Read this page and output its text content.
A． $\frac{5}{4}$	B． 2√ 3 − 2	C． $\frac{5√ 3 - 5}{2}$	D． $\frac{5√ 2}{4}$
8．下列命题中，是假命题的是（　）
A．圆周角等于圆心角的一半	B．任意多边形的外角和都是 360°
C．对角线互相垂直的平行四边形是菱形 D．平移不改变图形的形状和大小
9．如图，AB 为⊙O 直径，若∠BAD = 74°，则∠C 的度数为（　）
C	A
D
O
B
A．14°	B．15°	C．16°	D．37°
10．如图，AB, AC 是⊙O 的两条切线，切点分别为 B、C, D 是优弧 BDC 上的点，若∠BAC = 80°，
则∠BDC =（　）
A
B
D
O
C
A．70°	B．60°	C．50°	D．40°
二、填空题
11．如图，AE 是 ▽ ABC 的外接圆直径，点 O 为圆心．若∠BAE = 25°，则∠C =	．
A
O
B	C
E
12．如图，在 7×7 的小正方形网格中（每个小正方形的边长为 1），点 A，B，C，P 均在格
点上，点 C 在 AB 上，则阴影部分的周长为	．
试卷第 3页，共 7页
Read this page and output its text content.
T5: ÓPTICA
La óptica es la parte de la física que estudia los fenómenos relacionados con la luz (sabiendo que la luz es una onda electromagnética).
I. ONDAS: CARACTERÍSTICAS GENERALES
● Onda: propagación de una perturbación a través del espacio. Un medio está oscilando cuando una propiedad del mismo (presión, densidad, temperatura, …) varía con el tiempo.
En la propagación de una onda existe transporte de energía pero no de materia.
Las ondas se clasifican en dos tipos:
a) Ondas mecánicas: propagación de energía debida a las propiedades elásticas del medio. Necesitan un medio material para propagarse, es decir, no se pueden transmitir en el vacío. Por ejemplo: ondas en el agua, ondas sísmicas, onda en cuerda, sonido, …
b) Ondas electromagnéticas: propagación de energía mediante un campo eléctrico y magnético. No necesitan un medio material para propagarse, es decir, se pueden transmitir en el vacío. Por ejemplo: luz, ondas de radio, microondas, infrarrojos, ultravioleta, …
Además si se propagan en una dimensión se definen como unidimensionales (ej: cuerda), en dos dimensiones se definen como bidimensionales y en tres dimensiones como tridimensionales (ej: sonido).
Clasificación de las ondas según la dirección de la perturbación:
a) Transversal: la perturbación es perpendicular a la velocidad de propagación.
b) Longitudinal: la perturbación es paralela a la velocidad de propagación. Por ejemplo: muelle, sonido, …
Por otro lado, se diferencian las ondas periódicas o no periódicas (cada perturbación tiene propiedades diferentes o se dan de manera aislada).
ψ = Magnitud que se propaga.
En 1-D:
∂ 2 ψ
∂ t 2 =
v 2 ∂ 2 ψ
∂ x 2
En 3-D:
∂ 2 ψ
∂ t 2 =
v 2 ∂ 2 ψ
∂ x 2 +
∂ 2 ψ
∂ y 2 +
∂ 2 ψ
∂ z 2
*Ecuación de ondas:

*****

=== THE TASK ===
Return each line with "propagarse".

=== TASK RESULT ===
a) Ondas mecánicas: propagación de energía debida a las propiedades elásticas del medio. Necesitan un medio material para propagarse, es decir, no se pueden transmitir en el vacío. Por ejemplo: ondas en el agua, ondas sísmicas, onda en cuerda, sonido, …
b) Ondas electromagnéticas: propagación de energía mediante un campo eléctrico y magnético. No necesitan un medio material para propagarse, es decir, se pueden transmitir en el vacío. Por ejemplo: luz, ondas de radio, microondas, infrarrojos, ultravioleta, …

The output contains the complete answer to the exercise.